▶ What is expected: Sift the listing for lines that hold the string "évente" and pull them out.

Dataset entries on figures:

↓

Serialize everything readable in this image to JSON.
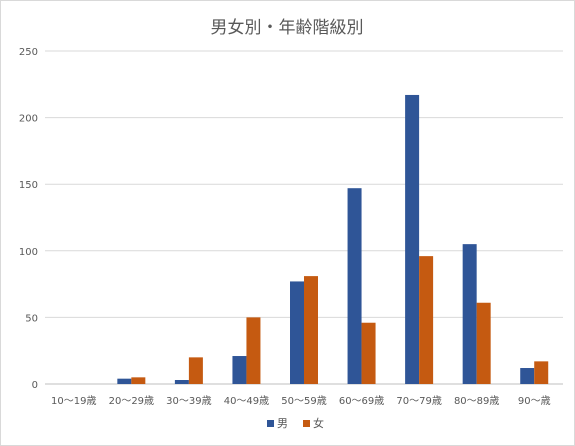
{
  "chart_data": {
    "type": "bar",
    "title": "男女別・年齢階級別",
    "categories": [
      "10～19歳",
      "20～29歳",
      "30～39歳",
      "40～49歳",
      "50～59歳",
      "60～69歳",
      "70～79歳",
      "80～89歳",
      "90～歳"
    ],
    "series": [
      {
        "name": "男",
        "color": "#2F5597",
        "values": [
          0,
          4,
          3,
          21,
          77,
          147,
          217,
          105,
          12
        ]
      },
      {
        "name": "女",
        "color": "#C55A11",
        "values": [
          0,
          5,
          20,
          50,
          81,
          46,
          96,
          61,
          17
        ]
      }
    ],
    "yticks": [
      0,
      50,
      100,
      150,
      200,
      250
    ],
    "ylim": [
      0,
      250
    ],
    "grid": true,
    "legend": "bottom"
  }
}
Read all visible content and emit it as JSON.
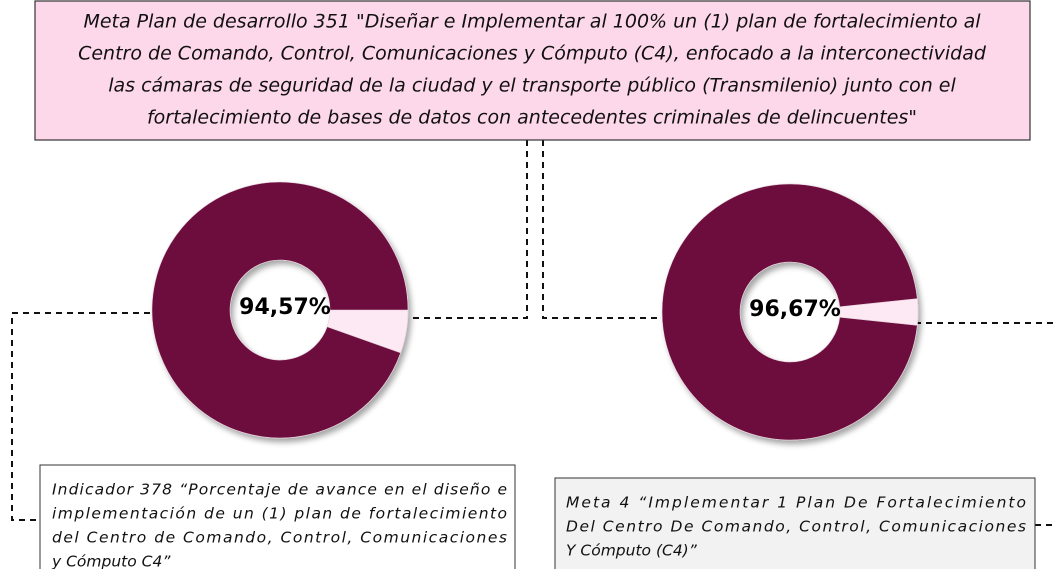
{
  "header": {
    "lines": [
      "Meta Plan de desarrollo  351 \"Diseñar e Implementar   al 100% un (1) plan de fortalecimiento al",
      "Centro  de Comando, Control, Comunicaciones   y  Cómputo (C4),  enfocado a la interconectividad",
      "las cámaras de seguridad de la ciudad y el transporte público (Transmilenio)   junto con el",
      "fortalecimiento  de  bases de datos con antecedentes criminales de delincuentes\""
    ]
  },
  "chart_data": [
    {
      "type": "pie",
      "values": [
        94.57,
        5.43
      ],
      "value_labels": [
        "94,57%",
        null
      ],
      "colors": [
        "#6c0f3e",
        "#fde9f3"
      ]
    },
    {
      "type": "pie",
      "values": [
        96.67,
        3.33
      ],
      "value_labels": [
        "96,67%",
        null
      ],
      "colors": [
        "#6c0f3e",
        "#fde9f3"
      ]
    }
  ],
  "boxes": [
    {
      "lines": [
        "Indicador 378 “Porcentaje de avance en el diseño e",
        "implementación de un (1) plan de fortalecimiento",
        "del Centro de Comando, Control, Comunicaciones",
        "y Cómputo C4”"
      ]
    },
    {
      "lines": [
        "Meta 4 “Implementar 1 Plan De Fortalecimiento",
        "Del Centro De Comando, Control, Comunicaciones",
        "Y Cómputo (C4)”"
      ]
    }
  ]
}
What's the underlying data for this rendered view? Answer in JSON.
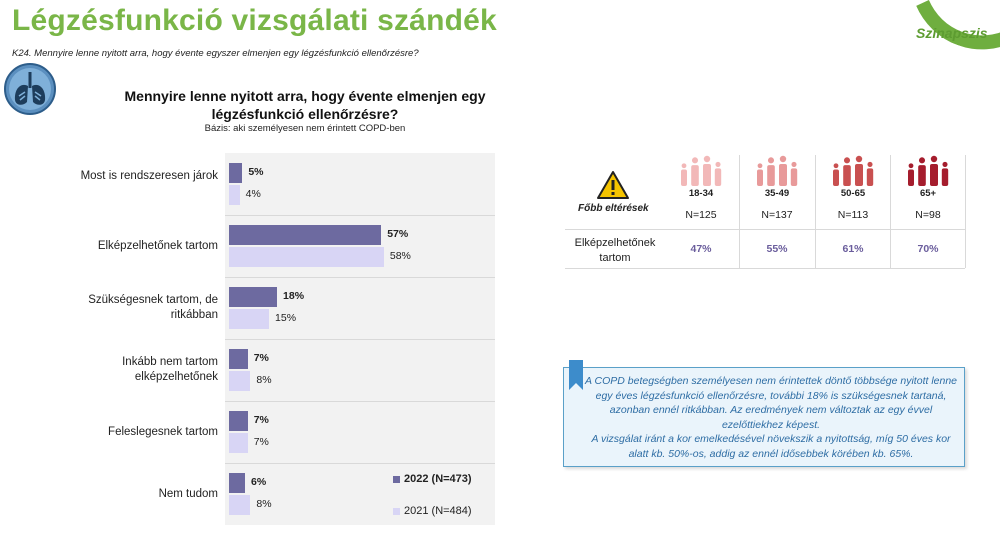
{
  "header": {
    "title": "Légzésfunkció vizsgálati szándék",
    "question": "K24. Mennyire lenne nyitott arra, hogy évente egyszer elmenjen egy légzésfunkció ellenőrzésre?",
    "logo": "Szinapszis"
  },
  "chart_data": {
    "type": "bar",
    "orientation": "horizontal",
    "title": "Mennyire lenne nyitott arra, hogy évente elmenjen egy légzésfunkció ellenőrzésre?",
    "subtitle": "Bázis: aki személyesen nem érintett COPD-ben",
    "categories": [
      "Most is rendszeresen járok",
      "Elképzelhetőnek tartom",
      "Szükségesnek tartom, de ritkábban",
      "Inkább nem tartom elképzelhetőnek",
      "Feleslegesnek tartom",
      "Nem tudom"
    ],
    "series": [
      {
        "name": "2022 (N=473)",
        "color": "#6d6aa0",
        "values": [
          5,
          57,
          18,
          7,
          7,
          6
        ]
      },
      {
        "name": "2021 (N=484)",
        "color": "#d8d5f5",
        "values": [
          4,
          58,
          15,
          8,
          7,
          8
        ]
      }
    ],
    "value_suffix": "%",
    "xlim": [
      0,
      100
    ],
    "legend_position": "bottom-right"
  },
  "table": {
    "corner_label": "Főbb eltérések",
    "age_groups": [
      {
        "label": "18-34",
        "n": "N=125",
        "value": "47%",
        "color": "#f2b8b8"
      },
      {
        "label": "35-49",
        "n": "N=137",
        "value": "55%",
        "color": "#e89a9a"
      },
      {
        "label": "50-65",
        "n": "N=113",
        "value": "61%",
        "color": "#c95050"
      },
      {
        "label": "65+",
        "n": "N=98",
        "value": "70%",
        "color": "#a51d2d"
      }
    ],
    "row_label": "Elképzelhetőnek tartom"
  },
  "note": {
    "p1": "A COPD betegségben személyesen nem érintettek döntő többsége nyitott lenne egy éves légzésfunkció ellenőrzésre, további 18% is szükségesnek tartaná, azonban ennél ritkábban. Az eredmények nem változtak az egy évvel ezelőttiekhez képest.",
    "p2": "A vizsgálat iránt a kor emelkedésével növekszik a nyitottság, míg 50 éves kor alatt kb. 50%-os, addig az ennél idősebbek körében kb. 65%."
  }
}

↑

▶ Task answer:
    "question": "K24. Mennyire lenne nyitott arra, hogy évente egyszer elmenjen egy légzésfunkció ellenőrzésre?",
    "title": "Mennyire lenne nyitott arra, hogy évente elmenjen egy légzésfunkció ellenőrzésre?",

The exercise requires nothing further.